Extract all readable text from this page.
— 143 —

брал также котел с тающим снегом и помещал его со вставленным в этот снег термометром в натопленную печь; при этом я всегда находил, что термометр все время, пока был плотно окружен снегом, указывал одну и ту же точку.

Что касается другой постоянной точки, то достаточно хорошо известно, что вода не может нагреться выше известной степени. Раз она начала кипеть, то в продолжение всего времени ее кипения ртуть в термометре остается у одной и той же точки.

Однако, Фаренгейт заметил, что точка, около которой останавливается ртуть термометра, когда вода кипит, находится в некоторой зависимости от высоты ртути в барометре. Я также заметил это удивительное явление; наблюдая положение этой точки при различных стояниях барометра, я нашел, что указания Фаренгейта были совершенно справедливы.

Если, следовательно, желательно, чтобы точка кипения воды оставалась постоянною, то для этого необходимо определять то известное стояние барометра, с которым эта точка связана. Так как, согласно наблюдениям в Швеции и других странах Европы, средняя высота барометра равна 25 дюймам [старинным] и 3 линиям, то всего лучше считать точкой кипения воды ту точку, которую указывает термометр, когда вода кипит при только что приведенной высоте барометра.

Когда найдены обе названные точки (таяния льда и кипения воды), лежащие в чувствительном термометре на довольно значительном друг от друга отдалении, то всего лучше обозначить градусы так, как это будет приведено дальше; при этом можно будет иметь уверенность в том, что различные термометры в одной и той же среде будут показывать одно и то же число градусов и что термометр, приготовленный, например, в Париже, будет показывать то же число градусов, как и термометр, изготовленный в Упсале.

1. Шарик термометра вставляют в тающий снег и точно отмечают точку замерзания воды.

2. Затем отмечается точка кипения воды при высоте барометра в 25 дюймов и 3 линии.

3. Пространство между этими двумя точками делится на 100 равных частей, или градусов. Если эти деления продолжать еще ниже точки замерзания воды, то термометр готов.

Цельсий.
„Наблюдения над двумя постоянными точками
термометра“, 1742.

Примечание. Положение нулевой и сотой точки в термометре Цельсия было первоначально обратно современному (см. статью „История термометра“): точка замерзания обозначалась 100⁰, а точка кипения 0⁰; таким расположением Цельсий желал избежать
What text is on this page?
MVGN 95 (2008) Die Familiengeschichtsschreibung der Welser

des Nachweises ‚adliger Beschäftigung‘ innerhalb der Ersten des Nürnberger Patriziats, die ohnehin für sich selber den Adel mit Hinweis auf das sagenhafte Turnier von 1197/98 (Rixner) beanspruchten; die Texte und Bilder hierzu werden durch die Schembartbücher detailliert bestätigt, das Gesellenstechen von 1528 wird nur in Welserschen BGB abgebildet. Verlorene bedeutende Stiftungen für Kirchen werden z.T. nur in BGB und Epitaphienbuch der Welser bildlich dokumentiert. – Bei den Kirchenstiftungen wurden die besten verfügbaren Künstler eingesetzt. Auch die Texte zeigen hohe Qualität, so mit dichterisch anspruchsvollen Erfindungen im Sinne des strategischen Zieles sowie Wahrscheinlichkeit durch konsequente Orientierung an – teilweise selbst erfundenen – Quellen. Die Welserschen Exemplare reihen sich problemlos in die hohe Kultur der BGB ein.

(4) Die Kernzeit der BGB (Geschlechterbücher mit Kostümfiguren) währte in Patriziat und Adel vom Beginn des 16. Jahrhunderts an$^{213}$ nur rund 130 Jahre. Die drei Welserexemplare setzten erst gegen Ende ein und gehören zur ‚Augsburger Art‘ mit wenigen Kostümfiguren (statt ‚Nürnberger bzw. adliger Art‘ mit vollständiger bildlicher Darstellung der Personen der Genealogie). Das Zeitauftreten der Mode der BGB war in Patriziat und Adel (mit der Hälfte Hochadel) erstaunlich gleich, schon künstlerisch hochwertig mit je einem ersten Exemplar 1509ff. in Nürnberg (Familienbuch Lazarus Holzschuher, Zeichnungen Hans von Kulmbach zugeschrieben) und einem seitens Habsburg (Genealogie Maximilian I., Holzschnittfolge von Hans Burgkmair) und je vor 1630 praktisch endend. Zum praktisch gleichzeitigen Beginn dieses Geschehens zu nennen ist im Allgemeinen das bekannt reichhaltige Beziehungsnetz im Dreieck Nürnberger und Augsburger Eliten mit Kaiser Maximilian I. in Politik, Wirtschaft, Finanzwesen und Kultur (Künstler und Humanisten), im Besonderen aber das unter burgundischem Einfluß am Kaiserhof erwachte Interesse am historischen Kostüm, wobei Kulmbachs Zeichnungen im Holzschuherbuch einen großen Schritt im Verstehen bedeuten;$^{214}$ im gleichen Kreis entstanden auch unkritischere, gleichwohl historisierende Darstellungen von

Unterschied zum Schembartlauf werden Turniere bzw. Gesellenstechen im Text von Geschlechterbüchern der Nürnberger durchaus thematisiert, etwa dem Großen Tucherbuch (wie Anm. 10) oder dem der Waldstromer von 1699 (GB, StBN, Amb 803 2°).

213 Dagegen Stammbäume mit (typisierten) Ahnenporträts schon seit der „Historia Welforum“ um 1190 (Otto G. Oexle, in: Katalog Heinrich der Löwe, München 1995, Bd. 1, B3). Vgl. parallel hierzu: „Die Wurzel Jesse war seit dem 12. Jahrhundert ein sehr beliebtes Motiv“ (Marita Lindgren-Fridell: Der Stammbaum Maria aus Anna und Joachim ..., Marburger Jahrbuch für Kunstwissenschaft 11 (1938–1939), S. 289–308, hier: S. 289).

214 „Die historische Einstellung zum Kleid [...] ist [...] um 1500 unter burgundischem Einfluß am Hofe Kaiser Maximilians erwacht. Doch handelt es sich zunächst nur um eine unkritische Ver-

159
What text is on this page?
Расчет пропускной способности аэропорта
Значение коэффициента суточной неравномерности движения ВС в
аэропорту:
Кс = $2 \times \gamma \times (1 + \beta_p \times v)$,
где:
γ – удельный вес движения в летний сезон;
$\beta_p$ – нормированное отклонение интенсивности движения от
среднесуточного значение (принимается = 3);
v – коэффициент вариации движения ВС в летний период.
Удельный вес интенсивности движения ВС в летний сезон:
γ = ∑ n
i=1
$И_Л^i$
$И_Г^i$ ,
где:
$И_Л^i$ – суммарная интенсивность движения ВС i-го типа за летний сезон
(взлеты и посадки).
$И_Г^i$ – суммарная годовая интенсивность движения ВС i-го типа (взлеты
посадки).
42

§ Task goal:
Copy out all of the records above with nothing altered.

§ Output:
Extract all readable text from this page.
— 143 —

брал также котел с тающим снегом и помещал его со вставленным в этот снег термометром в натопленную печь; при этом я всегда находил, что термометр все время, пока был плотно окружен снегом, указывал одну и ту же точку.

Что касается другой постоянной точки, то достаточно хорошо известно, что вода не может нагреться выше известной степени. Раз она начала кипеть, то в продолжение всего времени ее кипения ртуть в термометре остается у одной и той же точки.

Однако, Фаренгейт заметил, что точка, около которой останавливается ртуть термометра, когда вода кипит, находится в некоторой зависимости от высоты ртути в барометре. Я также заметил это удивительное явление; наблюдая положение этой точки при различных стояниях барометра, я нашел, что указания Фаренгейта были совершенно справедливы.

Если, следовательно, желательно, чтобы точка кипения воды оставалась постоянною, то для этого необходимо определять то известное стояние барометра, с которым эта точка связана. Так как, согласно наблюдениям в Швеции и других странах Европы, средняя высота барометра равна 25 дюймам [старинным] и 3 линиям, то всего лучше считать точкой кипения воды ту точку, которую указывает термометр, когда вода кипит при только что приведенной высоте барометра.

Когда найдены обе названные точки (таяния льда и кипения воды), лежащие в чувствительном термометре на довольно значительном друг от друга отдалении, то всего лучше обозначить градусы так, как это будет приведено дальше; при этом можно будет иметь уверенность в том, что различные термометры в одной и той же среде будут показывать одно и то же число градусов и что термометр, приготовленный, например, в Париже, будет показывать то же число градусов, как и термометр, изготовленный в Упсале.

1. Шарик термометра вставляют в тающий снег и точно отмечают точку замерзания воды.

2. Затем отмечается точка кипения воды при высоте барометра в 25 дюймов и 3 линии.

3. Пространство между этими двумя точками делится на 100 равных частей, или градусов. Если эти деления продолжать еще ниже точки замерзания воды, то термометр готов.

Цельсий.
„Наблюдения над двумя постоянными точками
термометра“, 1742.

Примечание. Положение нулевой и сотой точки в термометре Цельсия было первоначально обратно современному (см. статью „История термометра“): точка замерзания обозначалась 100⁰, а точка кипения 0⁰; таким расположением Цельсий желал избежать
What text is on this page?
MVGN 95 (2008) Die Familiengeschichtsschreibung der Welser

des Nachweises ‚adliger Beschäftigung‘ innerhalb der Ersten des Nürnberger Patriziats, die ohnehin für sich selber den Adel mit Hinweis auf das sagenhafte Turnier von 1197/98 (Rixner) beanspruchten; die Texte und Bilder hierzu werden durch die Schembartbücher detailliert bestätigt, das Gesellenstechen von 1528 wird nur in Welserschen BGB abgebildet. Verlorene bedeutende Stiftungen für Kirchen werden z.T. nur in BGB und Epitaphienbuch der Welser bildlich dokumentiert. – Bei den Kirchenstiftungen wurden die besten verfügbaren Künstler eingesetzt. Auch die Texte zeigen hohe Qualität, so mit dichterisch anspruchsvollen Erfindungen im Sinne des strategischen Zieles sowie Wahrscheinlichkeit durch konsequente Orientierung an – teilweise selbst erfundenen – Quellen. Die Welserschen Exemplare reihen sich problemlos in die hohe Kultur der BGB ein.

(4) Die Kernzeit der BGB (Geschlechterbücher mit Kostümfiguren) währte in Patriziat und Adel vom Beginn des 16. Jahrhunderts an$^{213}$ nur rund 130 Jahre. Die drei Welserexemplare setzten erst gegen Ende ein und gehören zur ‚Augsburger Art‘ mit wenigen Kostümfiguren (statt ‚Nürnberger bzw. adliger Art‘ mit vollständiger bildlicher Darstellung der Personen der Genealogie). Das Zeitauftreten der Mode der BGB war in Patriziat und Adel (mit der Hälfte Hochadel) erstaunlich gleich, schon künstlerisch hochwertig mit je einem ersten Exemplar 1509ff. in Nürnberg (Familienbuch Lazarus Holzschuher, Zeichnungen Hans von Kulmbach zugeschrieben) und einem seitens Habsburg (Genealogie Maximilian I., Holzschnittfolge von Hans Burgkmair) und je vor 1630 praktisch endend. Zum praktisch gleichzeitigen Beginn dieses Geschehens zu nennen ist im Allgemeinen das bekannt reichhaltige Beziehungsnetz im Dreieck Nürnberger und Augsburger Eliten mit Kaiser Maximilian I. in Politik, Wirtschaft, Finanzwesen und Kultur (Künstler und Humanisten), im Besonderen aber das unter burgundischem Einfluß am Kaiserhof erwachte Interesse am historischen Kostüm, wobei Kulmbachs Zeichnungen im Holzschuherbuch einen großen Schritt im Verstehen bedeuten;$^{214}$ im gleichen Kreis entstanden auch unkritischere, gleichwohl historisierende Darstellungen von

Unterschied zum Schembartlauf werden Turniere bzw. Gesellenstechen im Text von Geschlechterbüchern der Nürnberger durchaus thematisiert, etwa dem Großen Tucherbuch (wie Anm. 10) oder dem der Waldstromer von 1699 (GB, StBN, Amb 803 2°).

213 Dagegen Stammbäume mit (typisierten) Ahnenporträts schon seit der „Historia Welforum“ um 1190 (Otto G. Oexle, in: Katalog Heinrich der Löwe, München 1995, Bd. 1, B3). Vgl. parallel hierzu: „Die Wurzel Jesse war seit dem 12. Jahrhundert ein sehr beliebtes Motiv“ (Marita Lindgren-Fridell: Der Stammbaum Maria aus Anna und Joachim ..., Marburger Jahrbuch für Kunstwissenschaft 11 (1938–1939), S. 289–308, hier: S. 289).

214 „Die historische Einstellung zum Kleid [...] ist [...] um 1500 unter burgundischem Einfluß am Hofe Kaiser Maximilians erwacht. Doch handelt es sich zunächst nur um eine unkritische Ver-

159
What text is on this page?
Расчет пропускной способности аэропорта
Значение коэффициента суточной неравномерности движения ВС в
аэропорту:
Кс = $2 \times \gamma \times (1 + \beta_p \times v)$,
где:
γ – удельный вес движения в летний сезон;
$\beta_p$ – нормированное отклонение интенсивности движения от
среднесуточного значение (принимается = 3);
v – коэффициент вариации движения ВС в летний период.
Удельный вес интенсивности движения ВС в летний сезон:
γ = ∑ n
i=1
$И_Л^i$
$И_Г^i$ ,
где:
$И_Л^i$ – суммарная интенсивность движения ВС i-го типа за летний сезон
(взлеты и посадки).
$И_Г^i$ – суммарная годовая интенсивность движения ВС i-го типа (взлеты
посадки).
42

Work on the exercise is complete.